▶ _RAW RECORDS_
==========
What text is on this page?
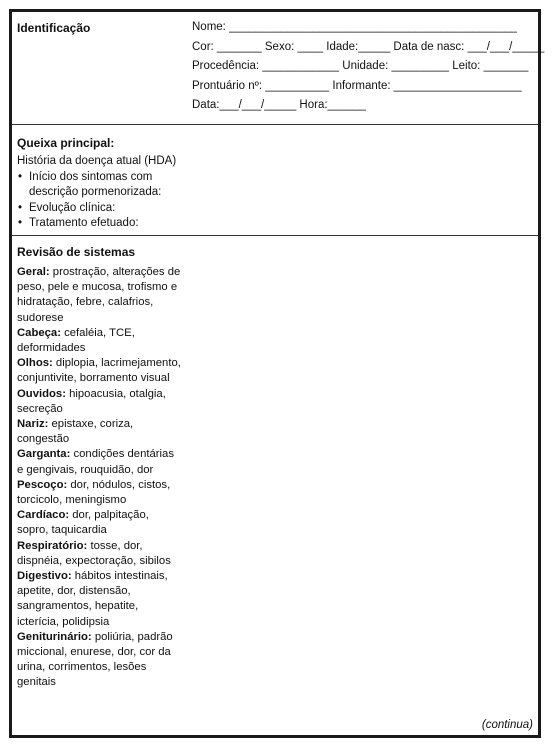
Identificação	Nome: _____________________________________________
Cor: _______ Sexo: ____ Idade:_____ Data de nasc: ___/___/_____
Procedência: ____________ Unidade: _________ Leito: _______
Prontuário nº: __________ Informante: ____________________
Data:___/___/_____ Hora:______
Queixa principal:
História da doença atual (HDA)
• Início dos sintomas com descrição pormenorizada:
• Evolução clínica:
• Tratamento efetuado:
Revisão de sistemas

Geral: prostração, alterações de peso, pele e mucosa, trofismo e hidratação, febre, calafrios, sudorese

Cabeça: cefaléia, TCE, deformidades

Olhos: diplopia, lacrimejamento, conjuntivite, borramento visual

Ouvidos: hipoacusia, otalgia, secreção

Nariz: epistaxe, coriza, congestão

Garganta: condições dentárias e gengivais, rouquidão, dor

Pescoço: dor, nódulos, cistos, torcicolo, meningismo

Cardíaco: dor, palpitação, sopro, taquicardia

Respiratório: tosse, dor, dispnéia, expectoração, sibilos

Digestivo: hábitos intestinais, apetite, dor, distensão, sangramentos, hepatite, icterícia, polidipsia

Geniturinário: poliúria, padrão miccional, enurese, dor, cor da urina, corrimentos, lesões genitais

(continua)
==========
▶ _AIM OF THE TASK_
Go through the listing above and quote it exactly, apart from its images.

▶ _SOLUTION TO THIS EXERCISE_
What text is on this page?
Identificação	Nome: _____________________________________________
Cor: _______ Sexo: ____ Idade:_____ Data de nasc: ___/___/_____
Procedência: ____________ Unidade: _________ Leito: _______
Prontuário nº: __________ Informante: ____________________
Data:___/___/_____ Hora:______
Queixa principal:
História da doença atual (HDA)
• Início dos sintomas com descrição pormenorizada:
• Evolução clínica:
• Tratamento efetuado:
Revisão de sistemas

Geral: prostração, alterações de peso, pele e mucosa, trofismo e hidratação, febre, calafrios, sudorese

Cabeça: cefaléia, TCE, deformidades

Olhos: diplopia, lacrimejamento, conjuntivite, borramento visual

Ouvidos: hipoacusia, otalgia, secreção

Nariz: epistaxe, coriza, congestão

Garganta: condições dentárias e gengivais, rouquidão, dor

Pescoço: dor, nódulos, cistos, torcicolo, meningismo

Cardíaco: dor, palpitação, sopro, taquicardia

Respiratório: tosse, dor, dispnéia, expectoração, sibilos

Digestivo: hábitos intestinais, apetite, dor, distensão, sangramentos, hepatite, icterícia, polidipsia

Geniturinário: poliúria, padrão miccional, enurese, dor, cor da urina, corrimentos, lesões genitais

(continua)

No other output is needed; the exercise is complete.